TASK INPUTS:

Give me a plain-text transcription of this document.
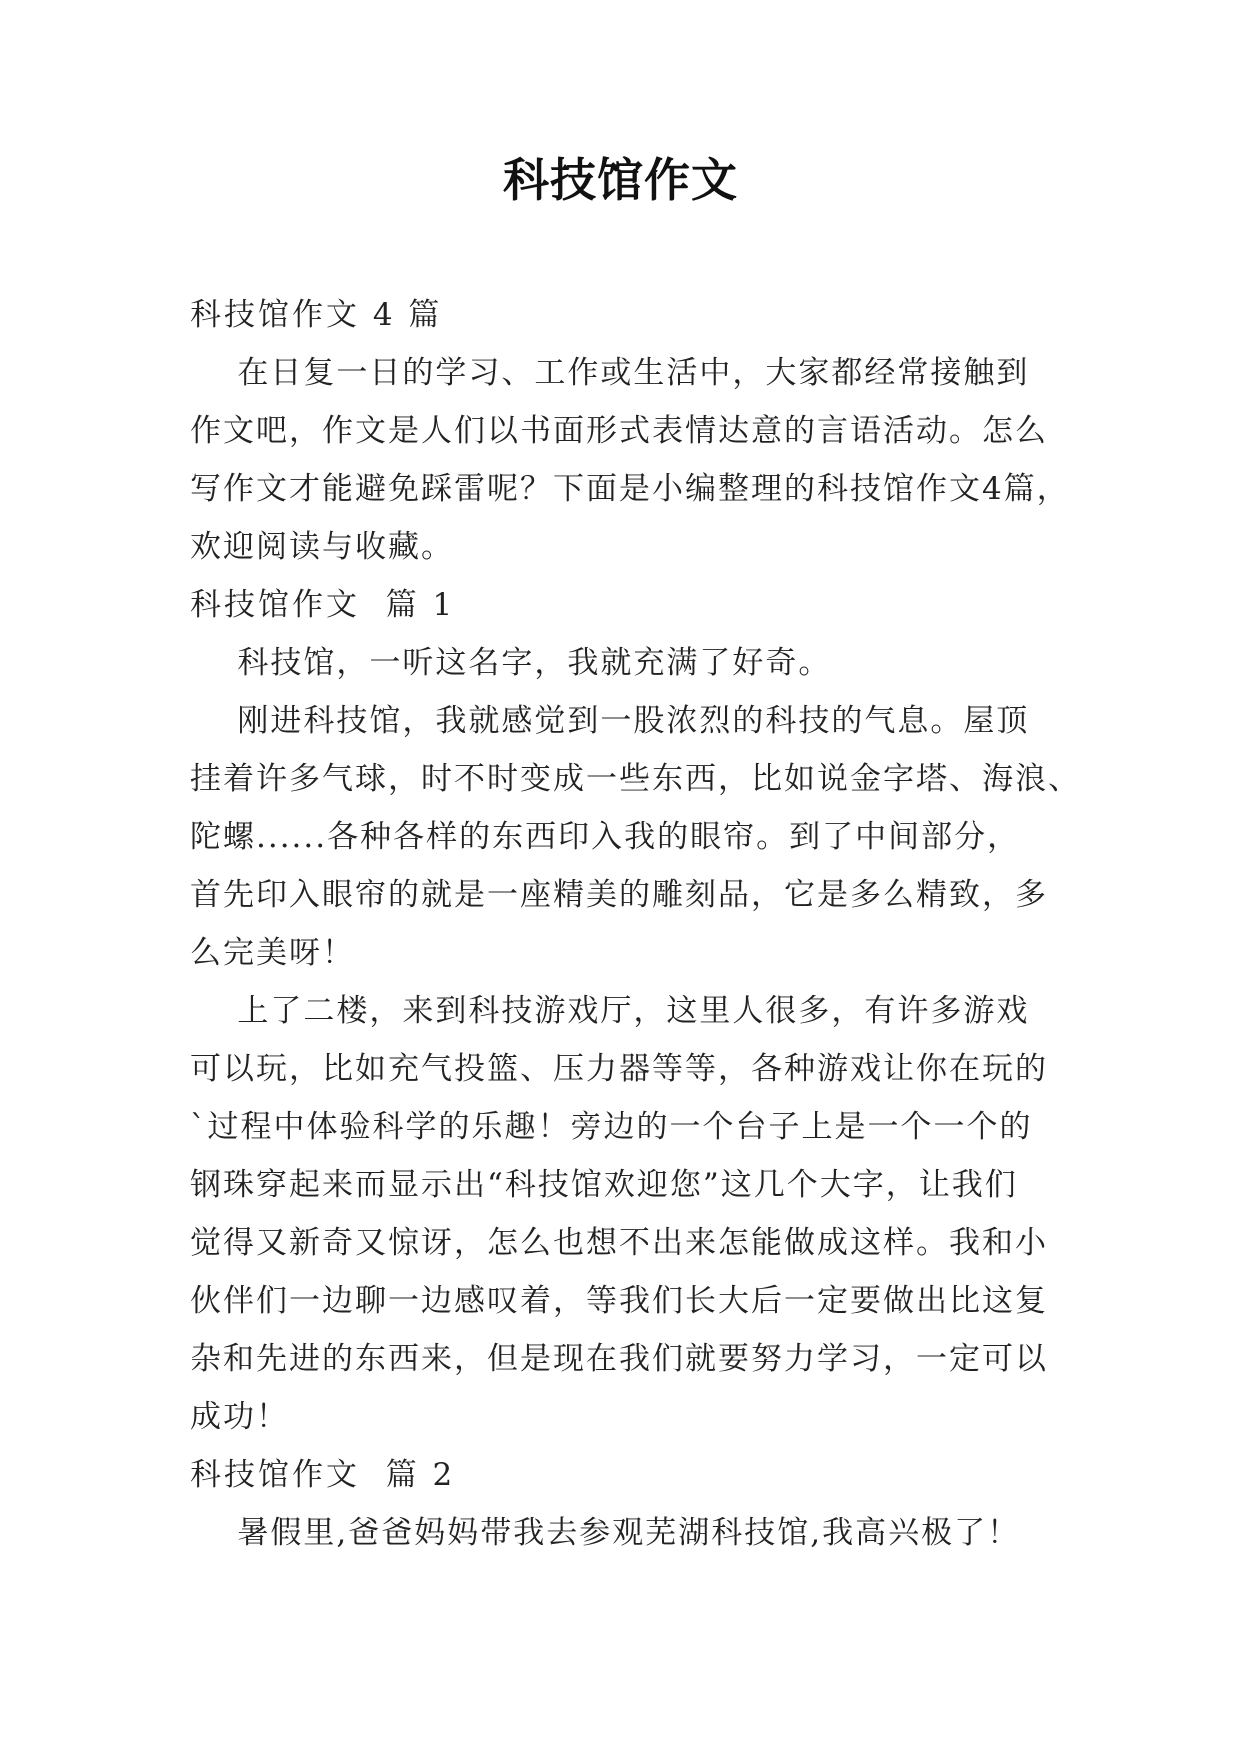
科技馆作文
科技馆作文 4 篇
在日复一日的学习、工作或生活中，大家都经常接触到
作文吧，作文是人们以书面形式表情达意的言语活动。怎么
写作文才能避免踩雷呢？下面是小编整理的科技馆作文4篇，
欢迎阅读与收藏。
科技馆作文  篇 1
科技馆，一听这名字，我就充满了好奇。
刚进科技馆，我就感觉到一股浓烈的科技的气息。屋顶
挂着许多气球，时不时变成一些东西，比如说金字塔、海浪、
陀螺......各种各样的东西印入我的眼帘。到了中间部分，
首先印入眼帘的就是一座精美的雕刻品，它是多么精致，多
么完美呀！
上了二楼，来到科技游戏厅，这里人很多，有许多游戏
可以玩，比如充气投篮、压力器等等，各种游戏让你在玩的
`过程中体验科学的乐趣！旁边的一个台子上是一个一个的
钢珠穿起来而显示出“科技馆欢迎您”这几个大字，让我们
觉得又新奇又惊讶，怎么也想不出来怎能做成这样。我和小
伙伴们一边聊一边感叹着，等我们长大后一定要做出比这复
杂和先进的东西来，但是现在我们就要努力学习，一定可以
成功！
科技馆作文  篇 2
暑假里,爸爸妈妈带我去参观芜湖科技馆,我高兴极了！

WHAT TO PRODUCE: Transcribe each line above verbatim, with the pictures left out.

FULL RESPONSE:
Give me a plain-text transcription of this document.
科技馆作文
科技馆作文 4 篇
在日复一日的学习、工作或生活中，大家都经常接触到
作文吧，作文是人们以书面形式表情达意的言语活动。怎么
写作文才能避免踩雷呢？下面是小编整理的科技馆作文4篇，
欢迎阅读与收藏。
科技馆作文  篇 1
科技馆，一听这名字，我就充满了好奇。
刚进科技馆，我就感觉到一股浓烈的科技的气息。屋顶
挂着许多气球，时不时变成一些东西，比如说金字塔、海浪、
陀螺......各种各样的东西印入我的眼帘。到了中间部分，
首先印入眼帘的就是一座精美的雕刻品，它是多么精致，多
么完美呀！
上了二楼，来到科技游戏厅，这里人很多，有许多游戏
可以玩，比如充气投篮、压力器等等，各种游戏让你在玩的
`过程中体验科学的乐趣！旁边的一个台子上是一个一个的
钢珠穿起来而显示出“科技馆欢迎您”这几个大字，让我们
觉得又新奇又惊讶，怎么也想不出来怎能做成这样。我和小
伙伴们一边聊一边感叹着，等我们长大后一定要做出比这复
杂和先进的东西来，但是现在我们就要努力学习，一定可以
成功！
科技馆作文  篇 2
暑假里,爸爸妈妈带我去参观芜湖科技馆,我高兴极了！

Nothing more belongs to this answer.